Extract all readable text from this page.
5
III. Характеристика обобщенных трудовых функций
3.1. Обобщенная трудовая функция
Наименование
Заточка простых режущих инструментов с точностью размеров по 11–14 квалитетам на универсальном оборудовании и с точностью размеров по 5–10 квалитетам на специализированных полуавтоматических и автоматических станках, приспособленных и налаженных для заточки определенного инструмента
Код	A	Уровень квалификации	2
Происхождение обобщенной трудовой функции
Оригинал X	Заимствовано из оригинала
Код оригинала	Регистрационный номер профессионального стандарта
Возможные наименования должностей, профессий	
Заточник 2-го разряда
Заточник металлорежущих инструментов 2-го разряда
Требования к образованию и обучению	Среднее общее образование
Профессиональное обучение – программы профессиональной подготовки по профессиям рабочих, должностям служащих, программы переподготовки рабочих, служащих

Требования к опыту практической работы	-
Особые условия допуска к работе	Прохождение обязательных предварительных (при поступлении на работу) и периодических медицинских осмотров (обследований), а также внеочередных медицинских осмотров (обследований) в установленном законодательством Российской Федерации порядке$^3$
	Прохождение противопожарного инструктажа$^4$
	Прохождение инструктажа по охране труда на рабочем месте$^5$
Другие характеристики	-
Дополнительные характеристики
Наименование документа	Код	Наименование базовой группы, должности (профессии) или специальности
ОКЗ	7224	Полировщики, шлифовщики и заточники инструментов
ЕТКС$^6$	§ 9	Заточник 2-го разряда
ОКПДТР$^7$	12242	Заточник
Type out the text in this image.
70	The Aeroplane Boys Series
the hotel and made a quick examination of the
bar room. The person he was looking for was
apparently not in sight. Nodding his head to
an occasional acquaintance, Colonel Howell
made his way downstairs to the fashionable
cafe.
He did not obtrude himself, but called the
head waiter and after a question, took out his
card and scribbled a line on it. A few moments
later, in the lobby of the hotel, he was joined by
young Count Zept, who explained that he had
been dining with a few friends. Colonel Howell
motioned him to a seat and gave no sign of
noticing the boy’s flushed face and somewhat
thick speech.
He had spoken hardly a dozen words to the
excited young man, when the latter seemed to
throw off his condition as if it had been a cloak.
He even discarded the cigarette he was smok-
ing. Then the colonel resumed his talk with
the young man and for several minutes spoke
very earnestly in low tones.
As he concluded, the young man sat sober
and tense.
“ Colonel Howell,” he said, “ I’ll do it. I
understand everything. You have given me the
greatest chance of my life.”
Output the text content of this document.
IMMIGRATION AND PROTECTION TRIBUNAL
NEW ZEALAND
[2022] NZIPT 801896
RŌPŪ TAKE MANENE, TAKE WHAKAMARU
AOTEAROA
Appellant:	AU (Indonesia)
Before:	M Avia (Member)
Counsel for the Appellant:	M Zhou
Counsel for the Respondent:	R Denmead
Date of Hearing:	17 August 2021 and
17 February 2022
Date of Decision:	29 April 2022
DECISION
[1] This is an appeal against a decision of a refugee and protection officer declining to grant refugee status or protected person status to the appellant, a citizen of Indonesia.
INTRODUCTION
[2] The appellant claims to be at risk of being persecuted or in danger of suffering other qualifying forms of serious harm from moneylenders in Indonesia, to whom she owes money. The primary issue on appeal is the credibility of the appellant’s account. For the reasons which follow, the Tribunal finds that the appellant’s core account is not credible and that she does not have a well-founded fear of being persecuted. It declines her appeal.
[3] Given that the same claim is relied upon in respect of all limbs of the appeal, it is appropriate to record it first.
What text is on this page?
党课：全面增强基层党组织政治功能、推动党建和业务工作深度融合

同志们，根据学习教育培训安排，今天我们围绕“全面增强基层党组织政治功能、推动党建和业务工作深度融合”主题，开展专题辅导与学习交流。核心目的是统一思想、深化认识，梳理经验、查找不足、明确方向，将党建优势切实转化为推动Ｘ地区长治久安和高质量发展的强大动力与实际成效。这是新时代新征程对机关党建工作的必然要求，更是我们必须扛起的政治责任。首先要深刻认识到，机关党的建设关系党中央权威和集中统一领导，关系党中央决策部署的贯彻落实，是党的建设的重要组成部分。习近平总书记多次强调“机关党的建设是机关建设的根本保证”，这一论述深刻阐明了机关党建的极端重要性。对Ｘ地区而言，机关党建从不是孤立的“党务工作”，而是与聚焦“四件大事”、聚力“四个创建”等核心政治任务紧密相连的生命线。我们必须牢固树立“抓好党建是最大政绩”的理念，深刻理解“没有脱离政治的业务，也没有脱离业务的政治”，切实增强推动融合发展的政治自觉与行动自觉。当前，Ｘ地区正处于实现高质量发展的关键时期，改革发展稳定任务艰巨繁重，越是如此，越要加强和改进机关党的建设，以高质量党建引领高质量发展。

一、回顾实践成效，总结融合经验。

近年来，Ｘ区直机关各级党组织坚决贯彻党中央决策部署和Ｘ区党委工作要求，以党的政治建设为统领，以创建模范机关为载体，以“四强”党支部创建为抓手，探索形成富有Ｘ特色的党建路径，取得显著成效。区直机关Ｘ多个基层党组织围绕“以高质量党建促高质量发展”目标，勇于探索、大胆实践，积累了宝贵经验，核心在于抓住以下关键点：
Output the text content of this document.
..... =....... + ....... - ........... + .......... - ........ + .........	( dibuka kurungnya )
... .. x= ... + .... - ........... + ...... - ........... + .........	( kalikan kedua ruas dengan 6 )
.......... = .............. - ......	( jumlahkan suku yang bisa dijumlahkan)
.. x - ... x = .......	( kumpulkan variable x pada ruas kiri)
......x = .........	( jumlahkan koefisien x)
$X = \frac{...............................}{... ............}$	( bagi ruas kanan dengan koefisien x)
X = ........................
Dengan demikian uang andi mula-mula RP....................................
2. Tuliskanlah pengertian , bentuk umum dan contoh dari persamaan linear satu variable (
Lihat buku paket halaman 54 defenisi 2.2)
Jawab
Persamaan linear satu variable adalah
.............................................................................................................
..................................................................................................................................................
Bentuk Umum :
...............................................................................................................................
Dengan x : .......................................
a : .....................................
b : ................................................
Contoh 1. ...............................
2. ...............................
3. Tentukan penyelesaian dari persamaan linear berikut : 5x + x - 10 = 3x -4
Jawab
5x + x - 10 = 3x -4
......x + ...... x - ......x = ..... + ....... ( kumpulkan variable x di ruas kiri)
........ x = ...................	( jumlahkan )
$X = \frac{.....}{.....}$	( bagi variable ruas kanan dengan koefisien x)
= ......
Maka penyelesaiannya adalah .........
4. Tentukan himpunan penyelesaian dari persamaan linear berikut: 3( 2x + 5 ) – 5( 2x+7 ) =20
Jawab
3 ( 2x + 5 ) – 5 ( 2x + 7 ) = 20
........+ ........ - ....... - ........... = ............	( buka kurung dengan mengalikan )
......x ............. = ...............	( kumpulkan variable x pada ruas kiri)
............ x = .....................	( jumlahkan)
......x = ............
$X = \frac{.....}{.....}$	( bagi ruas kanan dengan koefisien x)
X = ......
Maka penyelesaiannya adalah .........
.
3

*EXERCISE DIRECTIONS:* Gather all lines where the word "hotel" appears.

*EXERCISE SOLUTION:*
the hotel and made a quick examination of the
later, in the lobby of the hotel, he was joined by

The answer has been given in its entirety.